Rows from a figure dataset
__________________________________________________

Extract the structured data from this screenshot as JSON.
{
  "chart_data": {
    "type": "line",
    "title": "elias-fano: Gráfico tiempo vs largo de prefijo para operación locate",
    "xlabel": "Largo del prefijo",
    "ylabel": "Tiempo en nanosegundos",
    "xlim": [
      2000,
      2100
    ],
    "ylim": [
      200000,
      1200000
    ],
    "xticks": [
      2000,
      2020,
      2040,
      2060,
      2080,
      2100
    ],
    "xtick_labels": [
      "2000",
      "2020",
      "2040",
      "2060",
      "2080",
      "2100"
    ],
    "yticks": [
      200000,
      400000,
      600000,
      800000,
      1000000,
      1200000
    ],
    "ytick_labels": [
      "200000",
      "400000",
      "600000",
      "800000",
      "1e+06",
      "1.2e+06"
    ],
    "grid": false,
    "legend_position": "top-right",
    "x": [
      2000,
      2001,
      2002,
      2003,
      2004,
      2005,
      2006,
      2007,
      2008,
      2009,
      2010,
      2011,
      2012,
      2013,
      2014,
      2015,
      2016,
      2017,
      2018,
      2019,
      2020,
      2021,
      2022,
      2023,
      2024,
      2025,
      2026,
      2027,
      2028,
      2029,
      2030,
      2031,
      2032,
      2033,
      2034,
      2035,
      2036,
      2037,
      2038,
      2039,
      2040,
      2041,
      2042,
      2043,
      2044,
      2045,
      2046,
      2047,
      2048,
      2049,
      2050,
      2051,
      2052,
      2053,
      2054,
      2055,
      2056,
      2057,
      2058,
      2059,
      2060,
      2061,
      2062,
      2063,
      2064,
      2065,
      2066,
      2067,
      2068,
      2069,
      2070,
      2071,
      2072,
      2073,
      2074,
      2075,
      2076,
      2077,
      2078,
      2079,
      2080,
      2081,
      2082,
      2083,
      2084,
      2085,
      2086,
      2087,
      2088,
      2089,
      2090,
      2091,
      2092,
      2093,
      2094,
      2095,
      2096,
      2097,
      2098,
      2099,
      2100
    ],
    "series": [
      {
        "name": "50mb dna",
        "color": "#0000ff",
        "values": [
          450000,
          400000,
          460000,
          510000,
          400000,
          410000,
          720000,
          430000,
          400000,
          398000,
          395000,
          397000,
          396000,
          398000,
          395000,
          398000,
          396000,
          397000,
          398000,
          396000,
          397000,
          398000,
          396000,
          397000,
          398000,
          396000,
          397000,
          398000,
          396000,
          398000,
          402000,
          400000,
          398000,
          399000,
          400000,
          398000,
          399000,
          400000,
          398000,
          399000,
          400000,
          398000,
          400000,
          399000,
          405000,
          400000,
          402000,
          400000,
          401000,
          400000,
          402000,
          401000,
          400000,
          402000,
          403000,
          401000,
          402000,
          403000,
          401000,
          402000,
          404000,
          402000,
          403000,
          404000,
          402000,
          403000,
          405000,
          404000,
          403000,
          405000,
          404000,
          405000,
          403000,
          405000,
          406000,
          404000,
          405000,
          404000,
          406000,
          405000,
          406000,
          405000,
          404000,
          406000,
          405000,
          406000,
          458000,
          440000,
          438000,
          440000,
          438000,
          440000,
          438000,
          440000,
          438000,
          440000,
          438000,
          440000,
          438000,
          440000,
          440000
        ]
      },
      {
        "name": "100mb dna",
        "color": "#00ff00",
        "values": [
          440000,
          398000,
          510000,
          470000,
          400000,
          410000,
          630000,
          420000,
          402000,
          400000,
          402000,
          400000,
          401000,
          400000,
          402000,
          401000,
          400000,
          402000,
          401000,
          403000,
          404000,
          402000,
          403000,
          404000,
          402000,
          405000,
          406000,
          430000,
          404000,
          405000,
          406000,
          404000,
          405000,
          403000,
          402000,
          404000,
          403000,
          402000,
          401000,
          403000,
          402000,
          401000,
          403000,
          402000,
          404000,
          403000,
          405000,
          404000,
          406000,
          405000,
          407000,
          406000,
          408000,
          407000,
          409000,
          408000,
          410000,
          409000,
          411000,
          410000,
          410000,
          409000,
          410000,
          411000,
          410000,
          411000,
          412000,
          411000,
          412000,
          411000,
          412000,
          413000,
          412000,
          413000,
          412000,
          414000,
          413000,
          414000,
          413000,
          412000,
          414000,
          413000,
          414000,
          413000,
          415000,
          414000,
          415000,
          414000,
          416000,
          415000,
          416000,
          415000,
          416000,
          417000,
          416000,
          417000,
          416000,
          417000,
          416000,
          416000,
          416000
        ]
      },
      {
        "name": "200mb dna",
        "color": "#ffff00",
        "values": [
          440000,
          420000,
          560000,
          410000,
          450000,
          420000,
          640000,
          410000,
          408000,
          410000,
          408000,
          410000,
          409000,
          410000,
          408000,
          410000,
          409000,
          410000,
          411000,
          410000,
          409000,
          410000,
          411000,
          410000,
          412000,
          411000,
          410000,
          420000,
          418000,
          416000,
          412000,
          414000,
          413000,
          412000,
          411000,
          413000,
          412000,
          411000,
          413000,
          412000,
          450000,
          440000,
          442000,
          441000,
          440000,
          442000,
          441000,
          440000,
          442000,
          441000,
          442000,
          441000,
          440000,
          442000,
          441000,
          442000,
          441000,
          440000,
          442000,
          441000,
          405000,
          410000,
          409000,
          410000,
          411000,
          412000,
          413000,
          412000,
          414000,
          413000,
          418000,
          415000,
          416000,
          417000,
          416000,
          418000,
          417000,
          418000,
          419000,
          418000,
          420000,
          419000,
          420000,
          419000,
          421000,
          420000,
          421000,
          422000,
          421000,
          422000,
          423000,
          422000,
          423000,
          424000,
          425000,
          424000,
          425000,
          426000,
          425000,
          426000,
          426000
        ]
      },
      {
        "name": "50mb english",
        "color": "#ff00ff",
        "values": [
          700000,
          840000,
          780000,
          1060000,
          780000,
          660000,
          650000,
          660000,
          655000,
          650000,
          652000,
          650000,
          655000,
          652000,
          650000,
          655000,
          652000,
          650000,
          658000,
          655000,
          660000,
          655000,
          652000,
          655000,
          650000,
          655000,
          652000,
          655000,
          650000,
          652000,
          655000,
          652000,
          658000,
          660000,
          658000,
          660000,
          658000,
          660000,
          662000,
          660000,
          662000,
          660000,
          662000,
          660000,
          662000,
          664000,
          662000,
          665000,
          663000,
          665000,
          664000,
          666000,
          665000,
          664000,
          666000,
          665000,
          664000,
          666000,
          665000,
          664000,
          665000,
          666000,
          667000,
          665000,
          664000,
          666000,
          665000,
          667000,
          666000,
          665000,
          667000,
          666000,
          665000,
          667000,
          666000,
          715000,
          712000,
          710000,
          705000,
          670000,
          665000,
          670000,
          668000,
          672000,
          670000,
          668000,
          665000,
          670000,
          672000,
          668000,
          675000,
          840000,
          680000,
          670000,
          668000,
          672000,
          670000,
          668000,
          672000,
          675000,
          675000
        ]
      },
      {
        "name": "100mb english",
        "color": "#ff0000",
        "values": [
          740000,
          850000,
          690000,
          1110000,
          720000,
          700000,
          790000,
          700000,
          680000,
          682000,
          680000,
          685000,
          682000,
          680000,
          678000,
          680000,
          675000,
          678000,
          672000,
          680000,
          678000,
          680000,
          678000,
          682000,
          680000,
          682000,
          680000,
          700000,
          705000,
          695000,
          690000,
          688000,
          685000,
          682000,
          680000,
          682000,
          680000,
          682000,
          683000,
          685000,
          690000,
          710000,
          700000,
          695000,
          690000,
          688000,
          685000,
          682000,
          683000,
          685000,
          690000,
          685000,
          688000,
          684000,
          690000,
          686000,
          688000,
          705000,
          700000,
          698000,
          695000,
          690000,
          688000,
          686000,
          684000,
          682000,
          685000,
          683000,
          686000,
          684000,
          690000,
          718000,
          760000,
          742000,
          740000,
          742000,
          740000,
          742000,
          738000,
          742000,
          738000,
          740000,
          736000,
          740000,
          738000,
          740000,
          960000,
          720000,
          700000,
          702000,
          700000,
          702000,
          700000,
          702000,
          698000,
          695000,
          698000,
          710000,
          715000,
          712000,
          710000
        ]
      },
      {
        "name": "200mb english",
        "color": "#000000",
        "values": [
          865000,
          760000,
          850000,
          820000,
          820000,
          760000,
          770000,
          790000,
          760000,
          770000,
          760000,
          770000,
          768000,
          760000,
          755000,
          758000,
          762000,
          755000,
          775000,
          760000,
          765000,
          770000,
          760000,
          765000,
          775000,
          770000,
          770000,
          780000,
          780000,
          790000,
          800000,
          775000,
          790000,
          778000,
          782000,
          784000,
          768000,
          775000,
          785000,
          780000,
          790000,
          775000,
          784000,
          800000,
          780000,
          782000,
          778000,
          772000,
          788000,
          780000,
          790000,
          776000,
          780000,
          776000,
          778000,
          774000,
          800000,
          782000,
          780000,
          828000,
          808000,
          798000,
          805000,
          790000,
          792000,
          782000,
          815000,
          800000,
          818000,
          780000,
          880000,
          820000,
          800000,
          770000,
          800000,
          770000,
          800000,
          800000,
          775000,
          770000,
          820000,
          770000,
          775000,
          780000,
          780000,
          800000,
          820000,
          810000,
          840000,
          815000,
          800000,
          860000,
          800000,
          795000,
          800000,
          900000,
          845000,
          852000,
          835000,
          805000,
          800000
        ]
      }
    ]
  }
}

__________________________________________________

◆ **Task to carry out**: Return all lines containing the word "name".

◆ **Exercise solution**:
        "name": "50mb dna",
        "name": "100mb dna",
        "name": "200mb dna",
        "name": "50mb english",
        "name": "100mb english",
        "name": "200mb english",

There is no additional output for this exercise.